■ **Records supplied**
· · · · · · ·
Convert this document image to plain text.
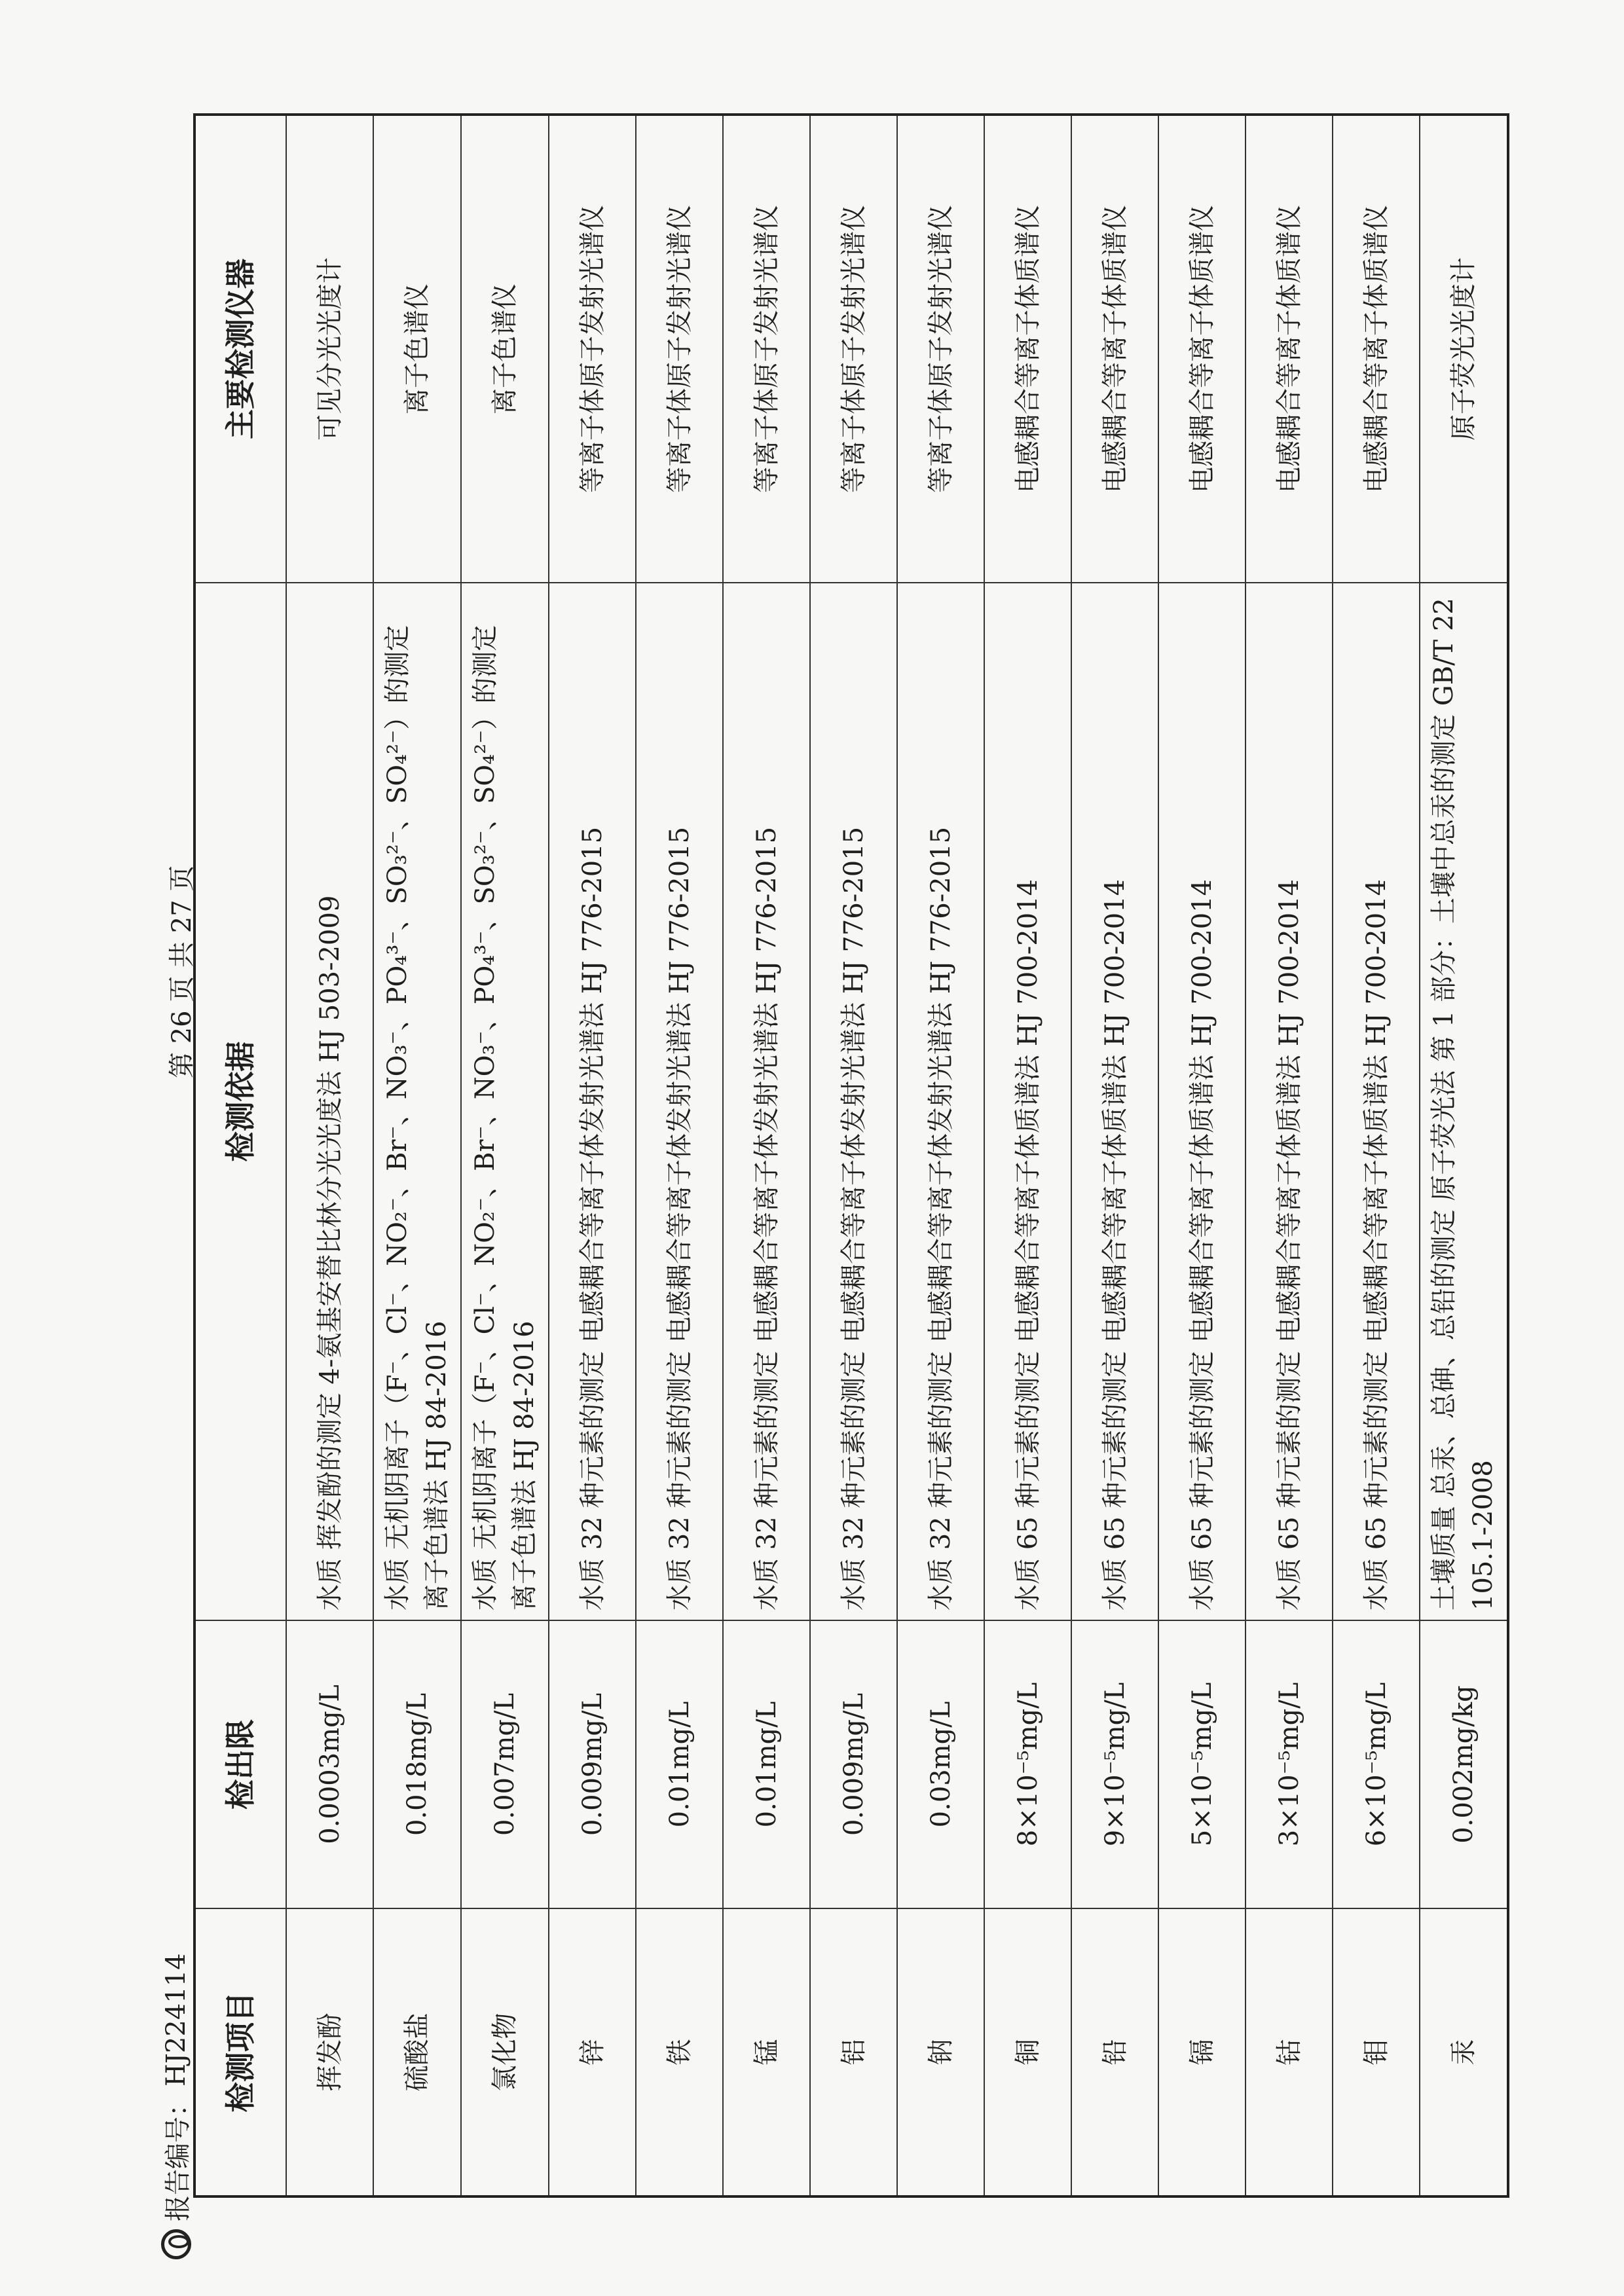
报告编号：
HJ224114
第 26 页 共 27 页
检测项目	检出限	检测依据	主要检测仪器
挥发酚	0.0003mg/L	水质 挥发酚的测定 4-氨基安替比林分光光度法 HJ 503-2009	可见分光光度计
硫酸盐	0.018mg/L	水质 无机阴离子（F⁻、Cl⁻、NO₂⁻、Br⁻、NO₃⁻、PO₄³⁻、SO₃²⁻、SO₄²⁻）的测定 离子色谱法 HJ 84-2016	离子色谱仪
氯化物	0.007mg/L	水质 无机阴离子（F⁻、Cl⁻、NO₂⁻、Br⁻、NO₃⁻、PO₄³⁻、SO₃²⁻、SO₄²⁻）的测定 离子色谱法 HJ 84-2016	离子色谱仪
锌	0.009mg/L	水质 32 种元素的测定 电感耦合等离子体发射光谱法 HJ 776-2015	等离子体原子发射光谱仪
铁	0.01mg/L	水质 32 种元素的测定 电感耦合等离子体发射光谱法 HJ 776-2015	等离子体原子发射光谱仪
锰	0.01mg/L	水质 32 种元素的测定 电感耦合等离子体发射光谱法 HJ 776-2015	等离子体原子发射光谱仪
铝	0.009mg/L	水质 32 种元素的测定 电感耦合等离子体发射光谱法 HJ 776-2015	等离子体原子发射光谱仪
钠	0.03mg/L	水质 32 种元素的测定 电感耦合等离子体发射光谱法 HJ 776-2015	等离子体原子发射光谱仪
铜	8×10⁻⁵mg/L	水质 65 种元素的测定 电感耦合等离子体质谱法 HJ 700-2014	电感耦合等离子体质谱仪
铅	9×10⁻⁵mg/L	水质 65 种元素的测定 电感耦合等离子体质谱法 HJ 700-2014	电感耦合等离子体质谱仪
镉	5×10⁻⁵mg/L	水质 65 种元素的测定 电感耦合等离子体质谱法 HJ 700-2014	电感耦合等离子体质谱仪
钴	3×10⁻⁵mg/L	水质 65 种元素的测定 电感耦合等离子体质谱法 HJ 700-2014	电感耦合等离子体质谱仪
钼	6×10⁻⁵mg/L	水质 65 种元素的测定 电感耦合等离子体质谱法 HJ 700-2014	电感耦合等离子体质谱仪
汞	0.002mg/kg	土壤质量 总汞、总砷、总铅的测定 原子荧光法 第 1 部分：土壤中总汞的测定 GB/T 22105.1-2008	原子荧光光度计
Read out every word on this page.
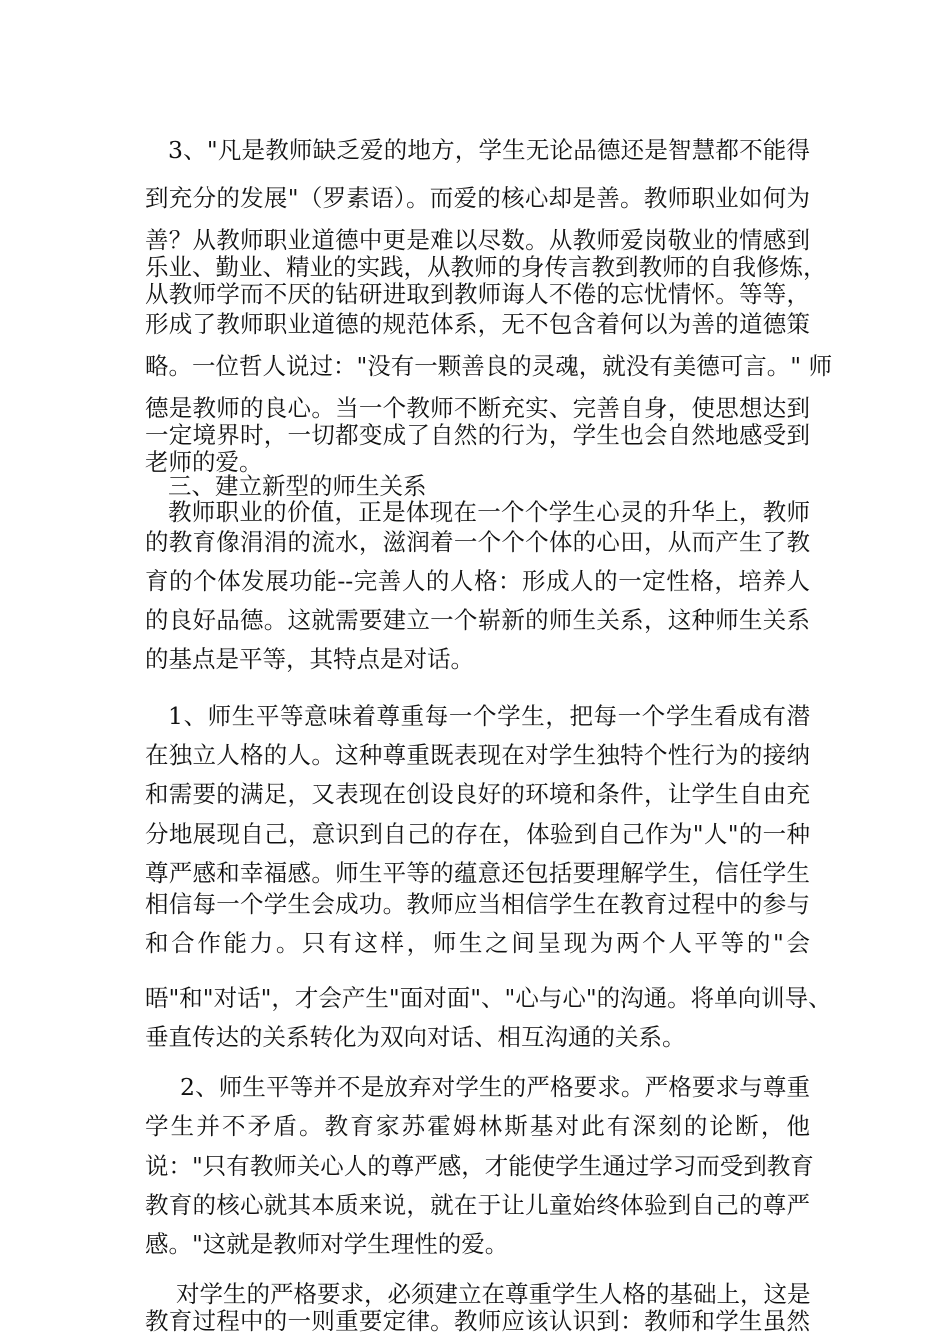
3、"凡是教师缺乏爱的地方，学生无论品德还是智慧都不能得
到充分的发展"（罗素语）。而爱的核心却是善。教师职业如何为
善？从教师职业道德中更是难以尽数。从教师爱岗敬业的情感到
乐业、勤业、精业的实践，从教师的身传言教到教师的自我修炼，
从教师学而不厌的钻研进取到教师诲人不倦的忘忧情怀。等等，
形成了教师职业道德的规范体系，无不包含着何以为善的道德策
略。一位哲人说过："没有一颗善良的灵魂，就没有美德可言。" 师
德是教师的良心。当一个教师不断充实、完善自身，使思想达到
一定境界时，一切都变成了自然的行为，学生也会自然地感受到
老师的爱。
三、建立新型的师生关系
教师职业的价值，正是体现在一个个学生心灵的升华上，教师
的教育像涓涓的流水，滋润着一个个个体的心田，从而产生了教
育的个体发展功能--完善人的人格：形成人的一定性格，培养人
的良好品德。这就需要建立一个崭新的师生关系，这种师生关系
的基点是平等，其特点是对话。
1、师生平等意味着尊重每一个学生，把每一个学生看成有潜
在独立人格的人。这种尊重既表现在对学生独特个性行为的接纳
和需要的满足，又表现在创设良好的环境和条件，让学生自由充
分地展现自己，意识到自己的存在，体验到自己作为"人"的一种
尊严感和幸福感。师生平等的蕴意还包括要理解学生，信任学生
相信每一个学生会成功。教师应当相信学生在教育过程中的参与
和合作能力。只有这样，师生之间呈现为两个人平等的"会
晤"和"对话"，才会产生"面对面"、"心与心"的沟通。将单向训导、
垂直传达的关系转化为双向对话、相互沟通的关系。
2、师生平等并不是放弃对学生的严格要求。严格要求与尊重
学生并不矛盾。教育家苏霍姆林斯基对此有深刻的论断，他
说："只有教师关心人的尊严感，才能使学生通过学习而受到教育
教育的核心就其本质来说，就在于让儿童始终体验到自己的尊严
感。"这就是教师对学生理性的爱。
对学生的严格要求，必须建立在尊重学生人格的基础上，这是
教育过程中的一则重要定律。教师应该认识到：教师和学生虽然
· · · · · · ·
■ **Given instruction**
Output the span from the line with "Read out every word on this page." through the last line of the data, inclusive and exact, and omit every picture.

■ **Response**
Read out every word on this page.
3、"凡是教师缺乏爱的地方，学生无论品德还是智慧都不能得
到充分的发展"（罗素语）。而爱的核心却是善。教师职业如何为
善？从教师职业道德中更是难以尽数。从教师爱岗敬业的情感到
乐业、勤业、精业的实践，从教师的身传言教到教师的自我修炼，
从教师学而不厌的钻研进取到教师诲人不倦的忘忧情怀。等等，
形成了教师职业道德的规范体系，无不包含着何以为善的道德策
略。一位哲人说过："没有一颗善良的灵魂，就没有美德可言。" 师
德是教师的良心。当一个教师不断充实、完善自身，使思想达到
一定境界时，一切都变成了自然的行为，学生也会自然地感受到
老师的爱。
三、建立新型的师生关系
教师职业的价值，正是体现在一个个学生心灵的升华上，教师
的教育像涓涓的流水，滋润着一个个个体的心田，从而产生了教
育的个体发展功能--完善人的人格：形成人的一定性格，培养人
的良好品德。这就需要建立一个崭新的师生关系，这种师生关系
的基点是平等，其特点是对话。
1、师生平等意味着尊重每一个学生，把每一个学生看成有潜
在独立人格的人。这种尊重既表现在对学生独特个性行为的接纳
和需要的满足，又表现在创设良好的环境和条件，让学生自由充
分地展现自己，意识到自己的存在，体验到自己作为"人"的一种
尊严感和幸福感。师生平等的蕴意还包括要理解学生，信任学生
相信每一个学生会成功。教师应当相信学生在教育过程中的参与
和合作能力。只有这样，师生之间呈现为两个人平等的"会
晤"和"对话"，才会产生"面对面"、"心与心"的沟通。将单向训导、
垂直传达的关系转化为双向对话、相互沟通的关系。
2、师生平等并不是放弃对学生的严格要求。严格要求与尊重
学生并不矛盾。教育家苏霍姆林斯基对此有深刻的论断，他
说："只有教师关心人的尊严感，才能使学生通过学习而受到教育
教育的核心就其本质来说，就在于让儿童始终体验到自己的尊严
感。"这就是教师对学生理性的爱。
对学生的严格要求，必须建立在尊重学生人格的基础上，这是
教育过程中的一则重要定律。教师应该认识到：教师和学生虽然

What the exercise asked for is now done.